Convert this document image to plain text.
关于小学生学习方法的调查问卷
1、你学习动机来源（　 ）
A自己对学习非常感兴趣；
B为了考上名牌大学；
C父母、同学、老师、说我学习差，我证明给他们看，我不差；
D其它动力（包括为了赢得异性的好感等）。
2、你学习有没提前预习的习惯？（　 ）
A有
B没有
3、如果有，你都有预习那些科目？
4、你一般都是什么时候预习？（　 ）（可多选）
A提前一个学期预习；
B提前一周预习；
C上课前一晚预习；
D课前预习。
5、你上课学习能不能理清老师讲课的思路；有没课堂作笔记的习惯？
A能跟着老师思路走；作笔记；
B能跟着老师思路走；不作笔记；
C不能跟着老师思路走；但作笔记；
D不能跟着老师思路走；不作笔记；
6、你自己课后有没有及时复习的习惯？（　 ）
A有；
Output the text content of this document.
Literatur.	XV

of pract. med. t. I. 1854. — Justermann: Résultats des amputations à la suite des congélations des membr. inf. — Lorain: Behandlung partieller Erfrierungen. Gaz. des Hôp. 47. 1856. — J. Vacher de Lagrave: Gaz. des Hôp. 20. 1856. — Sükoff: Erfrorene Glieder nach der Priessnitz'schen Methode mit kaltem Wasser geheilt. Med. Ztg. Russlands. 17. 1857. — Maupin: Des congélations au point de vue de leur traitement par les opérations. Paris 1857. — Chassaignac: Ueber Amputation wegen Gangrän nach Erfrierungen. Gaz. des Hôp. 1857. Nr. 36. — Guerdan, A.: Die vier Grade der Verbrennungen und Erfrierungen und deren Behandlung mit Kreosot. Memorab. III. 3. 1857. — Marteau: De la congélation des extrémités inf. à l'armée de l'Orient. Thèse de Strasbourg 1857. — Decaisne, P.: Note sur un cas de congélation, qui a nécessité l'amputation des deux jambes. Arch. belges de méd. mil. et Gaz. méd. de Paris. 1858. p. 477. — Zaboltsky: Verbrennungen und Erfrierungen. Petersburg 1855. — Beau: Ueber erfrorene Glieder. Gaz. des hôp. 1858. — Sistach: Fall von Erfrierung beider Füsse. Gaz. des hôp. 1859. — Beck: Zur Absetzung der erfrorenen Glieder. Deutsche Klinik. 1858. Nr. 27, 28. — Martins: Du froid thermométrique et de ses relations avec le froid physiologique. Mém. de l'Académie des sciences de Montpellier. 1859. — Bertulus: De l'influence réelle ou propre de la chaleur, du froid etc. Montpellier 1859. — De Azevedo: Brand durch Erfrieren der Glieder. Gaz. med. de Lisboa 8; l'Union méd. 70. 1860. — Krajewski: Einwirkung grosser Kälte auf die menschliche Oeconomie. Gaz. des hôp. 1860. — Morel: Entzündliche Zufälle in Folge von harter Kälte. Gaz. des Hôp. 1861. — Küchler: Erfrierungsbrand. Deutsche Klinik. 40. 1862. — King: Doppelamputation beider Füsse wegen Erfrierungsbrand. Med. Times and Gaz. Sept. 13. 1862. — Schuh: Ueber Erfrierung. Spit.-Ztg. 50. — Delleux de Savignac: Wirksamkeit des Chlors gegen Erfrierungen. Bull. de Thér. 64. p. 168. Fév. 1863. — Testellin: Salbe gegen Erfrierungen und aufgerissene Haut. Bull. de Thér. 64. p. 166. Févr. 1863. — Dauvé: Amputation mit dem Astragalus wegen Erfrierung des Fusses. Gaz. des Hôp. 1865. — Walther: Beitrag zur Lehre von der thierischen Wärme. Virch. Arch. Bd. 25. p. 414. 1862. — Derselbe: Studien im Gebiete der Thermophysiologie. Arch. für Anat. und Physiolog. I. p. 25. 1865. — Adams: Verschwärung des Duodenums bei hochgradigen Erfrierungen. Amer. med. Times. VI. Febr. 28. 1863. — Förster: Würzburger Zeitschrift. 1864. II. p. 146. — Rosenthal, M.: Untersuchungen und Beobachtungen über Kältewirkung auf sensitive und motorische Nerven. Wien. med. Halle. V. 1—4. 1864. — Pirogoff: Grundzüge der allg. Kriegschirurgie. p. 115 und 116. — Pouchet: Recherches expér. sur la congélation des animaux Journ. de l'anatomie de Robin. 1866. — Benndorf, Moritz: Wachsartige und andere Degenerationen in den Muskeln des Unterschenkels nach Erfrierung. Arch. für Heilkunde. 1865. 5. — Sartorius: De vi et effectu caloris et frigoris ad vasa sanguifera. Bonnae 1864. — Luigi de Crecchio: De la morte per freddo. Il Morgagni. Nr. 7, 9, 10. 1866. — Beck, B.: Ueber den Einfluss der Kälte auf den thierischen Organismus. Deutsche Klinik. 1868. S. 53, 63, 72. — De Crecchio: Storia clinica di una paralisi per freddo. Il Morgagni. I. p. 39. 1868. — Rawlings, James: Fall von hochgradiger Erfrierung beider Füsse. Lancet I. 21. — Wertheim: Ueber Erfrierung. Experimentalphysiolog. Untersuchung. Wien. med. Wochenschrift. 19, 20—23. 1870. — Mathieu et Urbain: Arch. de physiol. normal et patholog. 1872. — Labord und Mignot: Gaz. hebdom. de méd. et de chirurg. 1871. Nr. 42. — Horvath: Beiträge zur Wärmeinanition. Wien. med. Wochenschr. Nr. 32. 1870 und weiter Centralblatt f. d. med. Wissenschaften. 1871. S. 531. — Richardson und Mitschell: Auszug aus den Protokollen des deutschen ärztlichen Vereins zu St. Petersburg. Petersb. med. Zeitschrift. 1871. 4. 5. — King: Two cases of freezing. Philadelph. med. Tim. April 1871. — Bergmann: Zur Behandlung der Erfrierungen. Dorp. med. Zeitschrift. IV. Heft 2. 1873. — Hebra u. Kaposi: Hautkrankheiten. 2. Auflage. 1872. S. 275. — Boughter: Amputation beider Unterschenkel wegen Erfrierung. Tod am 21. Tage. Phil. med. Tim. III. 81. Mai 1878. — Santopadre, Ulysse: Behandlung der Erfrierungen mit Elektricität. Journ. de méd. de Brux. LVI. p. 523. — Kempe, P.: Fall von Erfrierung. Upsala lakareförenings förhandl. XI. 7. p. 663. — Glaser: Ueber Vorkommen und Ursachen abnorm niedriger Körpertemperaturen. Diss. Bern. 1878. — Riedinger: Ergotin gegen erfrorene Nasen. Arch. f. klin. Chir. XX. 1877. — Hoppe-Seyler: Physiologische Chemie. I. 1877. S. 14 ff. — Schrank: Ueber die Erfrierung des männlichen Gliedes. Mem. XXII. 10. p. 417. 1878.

....

◆ **Work instructions**: Could you quote the material above in full, exactly as it stands?

◆ **Response to this task**:
Convert this document image to plain text.
关于小学生学习方法的调查问卷
1、你学习动机来源（　 ）
A自己对学习非常感兴趣；
B为了考上名牌大学；
C父母、同学、老师、说我学习差，我证明给他们看，我不差；
D其它动力（包括为了赢得异性的好感等）。
2、你学习有没提前预习的习惯？（　 ）
A有
B没有
3、如果有，你都有预习那些科目？
4、你一般都是什么时候预习？（　 ）（可多选）
A提前一个学期预习；
B提前一周预习；
C上课前一晚预习；
D课前预习。
5、你上课学习能不能理清老师讲课的思路；有没课堂作笔记的习惯？
A能跟着老师思路走；作笔记；
B能跟着老师思路走；不作笔记；
C不能跟着老师思路走；但作笔记；
D不能跟着老师思路走；不作笔记；
6、你自己课后有没有及时复习的习惯？（　 ）
A有；
Output the text content of this document.
Literatur.	XV

of pract. med. t. I. 1854. — Justermann: Résultats des amputations à la suite des congélations des membr. inf. — Lorain: Behandlung partieller Erfrierungen. Gaz. des Hôp. 47. 1856. — J. Vacher de Lagrave: Gaz. des Hôp. 20. 1856. — Sükoff: Erfrorene Glieder nach der Priessnitz'schen Methode mit kaltem Wasser geheilt. Med. Ztg. Russlands. 17. 1857. — Maupin: Des congélations au point de vue de leur traitement par les opérations. Paris 1857. — Chassaignac: Ueber Amputation wegen Gangrän nach Erfrierungen. Gaz. des Hôp. 1857. Nr. 36. — Guerdan, A.: Die vier Grade der Verbrennungen und Erfrierungen und deren Behandlung mit Kreosot. Memorab. III. 3. 1857. — Marteau: De la congélation des extrémités inf. à l'armée de l'Orient. Thèse de Strasbourg 1857. — Decaisne, P.: Note sur un cas de congélation, qui a nécessité l'amputation des deux jambes. Arch. belges de méd. mil. et Gaz. méd. de Paris. 1858. p. 477. — Zaboltsky: Verbrennungen und Erfrierungen. Petersburg 1855. — Beau: Ueber erfrorene Glieder. Gaz. des hôp. 1858. — Sistach: Fall von Erfrierung beider Füsse. Gaz. des hôp. 1859. — Beck: Zur Absetzung der erfrorenen Glieder. Deutsche Klinik. 1858. Nr. 27, 28. — Martins: Du froid thermométrique et de ses relations avec le froid physiologique. Mém. de l'Académie des sciences de Montpellier. 1859. — Bertulus: De l'influence réelle ou propre de la chaleur, du froid etc. Montpellier 1859. — De Azevedo: Brand durch Erfrieren der Glieder. Gaz. med. de Lisboa 8; l'Union méd. 70. 1860. — Krajewski: Einwirkung grosser Kälte auf die menschliche Oeconomie. Gaz. des hôp. 1860. — Morel: Entzündliche Zufälle in Folge von harter Kälte. Gaz. des Hôp. 1861. — Küchler: Erfrierungsbrand. Deutsche Klinik. 40. 1862. — King: Doppelamputation beider Füsse wegen Erfrierungsbrand. Med. Times and Gaz. Sept. 13. 1862. — Schuh: Ueber Erfrierung. Spit.-Ztg. 50. — Delleux de Savignac: Wirksamkeit des Chlors gegen Erfrierungen. Bull. de Thér. 64. p. 168. Fév. 1863. — Testellin: Salbe gegen Erfrierungen und aufgerissene Haut. Bull. de Thér. 64. p. 166. Févr. 1863. — Dauvé: Amputation mit dem Astragalus wegen Erfrierung des Fusses. Gaz. des Hôp. 1865. — Walther: Beitrag zur Lehre von der thierischen Wärme. Virch. Arch. Bd. 25. p. 414. 1862. — Derselbe: Studien im Gebiete der Thermophysiologie. Arch. für Anat. und Physiolog. I. p. 25. 1865. — Adams: Verschwärung des Duodenums bei hochgradigen Erfrierungen. Amer. med. Times. VI. Febr. 28. 1863. — Förster: Würzburger Zeitschrift. 1864. II. p. 146. — Rosenthal, M.: Untersuchungen und Beobachtungen über Kältewirkung auf sensitive und motorische Nerven. Wien. med. Halle. V. 1—4. 1864. — Pirogoff: Grundzüge der allg. Kriegschirurgie. p. 115 und 116. — Pouchet: Recherches expér. sur la congélation des animaux Journ. de l'anatomie de Robin. 1866. — Benndorf, Moritz: Wachsartige und andere Degenerationen in den Muskeln des Unterschenkels nach Erfrierung. Arch. für Heilkunde. 1865. 5. — Sartorius: De vi et effectu caloris et frigoris ad vasa sanguifera. Bonnae 1864. — Luigi de Crecchio: De la morte per freddo. Il Morgagni. Nr. 7, 9, 10. 1866. — Beck, B.: Ueber den Einfluss der Kälte auf den thierischen Organismus. Deutsche Klinik. 1868. S. 53, 63, 72. — De Crecchio: Storia clinica di una paralisi per freddo. Il Morgagni. I. p. 39. 1868. — Rawlings, James: Fall von hochgradiger Erfrierung beider Füsse. Lancet I. 21. — Wertheim: Ueber Erfrierung. Experimentalphysiolog. Untersuchung. Wien. med. Wochenschrift. 19, 20—23. 1870. — Mathieu et Urbain: Arch. de physiol. normal et patholog. 1872. — Labord und Mignot: Gaz. hebdom. de méd. et de chirurg. 1871. Nr. 42. — Horvath: Beiträge zur Wärmeinanition. Wien. med. Wochenschr. Nr. 32. 1870 und weiter Centralblatt f. d. med. Wissenschaften. 1871. S. 531. — Richardson und Mitschell: Auszug aus den Protokollen des deutschen ärztlichen Vereins zu St. Petersburg. Petersb. med. Zeitschrift. 1871. 4. 5. — King: Two cases of freezing. Philadelph. med. Tim. April 1871. — Bergmann: Zur Behandlung der Erfrierungen. Dorp. med. Zeitschrift. IV. Heft 2. 1873. — Hebra u. Kaposi: Hautkrankheiten. 2. Auflage. 1872. S. 275. — Boughter: Amputation beider Unterschenkel wegen Erfrierung. Tod am 21. Tage. Phil. med. Tim. III. 81. Mai 1878. — Santopadre, Ulysse: Behandlung der Erfrierungen mit Elektricität. Journ. de méd. de Brux. LVI. p. 523. — Kempe, P.: Fall von Erfrierung. Upsala lakareförenings förhandl. XI. 7. p. 663. — Glaser: Ueber Vorkommen und Ursachen abnorm niedriger Körpertemperaturen. Diss. Bern. 1878. — Riedinger: Ergotin gegen erfrorene Nasen. Arch. f. klin. Chir. XX. 1877. — Hoppe-Seyler: Physiologische Chemie. I. 1877. S. 14 ff. — Schrank: Ueber die Erfrierung des männlichen Gliedes. Mem. XXII. 10. p. 417. 1878.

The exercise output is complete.